Request: Could you output each line of the data that follows exactly?

Records supplied:
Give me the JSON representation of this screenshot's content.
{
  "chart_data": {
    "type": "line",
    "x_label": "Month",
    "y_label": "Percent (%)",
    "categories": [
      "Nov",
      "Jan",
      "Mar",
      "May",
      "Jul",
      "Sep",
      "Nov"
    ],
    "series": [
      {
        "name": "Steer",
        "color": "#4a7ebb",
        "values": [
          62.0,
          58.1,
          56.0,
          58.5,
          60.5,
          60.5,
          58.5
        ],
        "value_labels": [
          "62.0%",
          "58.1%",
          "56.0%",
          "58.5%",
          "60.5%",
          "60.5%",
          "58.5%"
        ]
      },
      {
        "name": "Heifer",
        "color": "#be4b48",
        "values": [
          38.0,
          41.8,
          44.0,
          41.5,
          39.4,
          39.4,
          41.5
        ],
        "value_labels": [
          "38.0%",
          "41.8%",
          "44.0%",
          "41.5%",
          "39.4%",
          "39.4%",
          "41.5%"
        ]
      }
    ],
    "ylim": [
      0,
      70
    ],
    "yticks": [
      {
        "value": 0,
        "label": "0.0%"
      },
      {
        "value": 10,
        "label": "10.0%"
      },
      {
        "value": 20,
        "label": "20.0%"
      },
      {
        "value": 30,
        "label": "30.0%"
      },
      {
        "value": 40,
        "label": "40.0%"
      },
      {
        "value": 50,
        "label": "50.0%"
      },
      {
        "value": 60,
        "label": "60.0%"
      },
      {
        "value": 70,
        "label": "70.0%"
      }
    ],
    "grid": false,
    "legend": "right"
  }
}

Solution to this exercise:
Give me the JSON representation of this screenshot's content.
{
  "chart_data": {
    "type": "line",
    "x_label": "Month",
    "y_label": "Percent (%)",
    "categories": [
      "Nov",
      "Jan",
      "Mar",
      "May",
      "Jul",
      "Sep",
      "Nov"
    ],
    "series": [
      {
        "name": "Steer",
        "color": "#4a7ebb",
        "values": [
          62.0,
          58.1,
          56.0,
          58.5,
          60.5,
          60.5,
          58.5
        ],
        "value_labels": [
          "62.0%",
          "58.1%",
          "56.0%",
          "58.5%",
          "60.5%",
          "60.5%",
          "58.5%"
        ]
      },
      {
        "name": "Heifer",
        "color": "#be4b48",
        "values": [
          38.0,
          41.8,
          44.0,
          41.5,
          39.4,
          39.4,
          41.5
        ],
        "value_labels": [
          "38.0%",
          "41.8%",
          "44.0%",
          "41.5%",
          "39.4%",
          "39.4%",
          "41.5%"
        ]
      }
    ],
    "ylim": [
      0,
      70
    ],
    "yticks": [
      {
        "value": 0,
        "label": "0.0%"
      },
      {
        "value": 10,
        "label": "10.0%"
      },
      {
        "value": 20,
        "label": "20.0%"
      },
      {
        "value": 30,
        "label": "30.0%"
      },
      {
        "value": 40,
        "label": "40.0%"
      },
      {
        "value": 50,
        "label": "50.0%"
      },
      {
        "value": 60,
        "label": "60.0%"
      },
      {
        "value": 70,
        "label": "70.0%"
      }
    ],
    "grid": false,
    "legend": "right"
  }
}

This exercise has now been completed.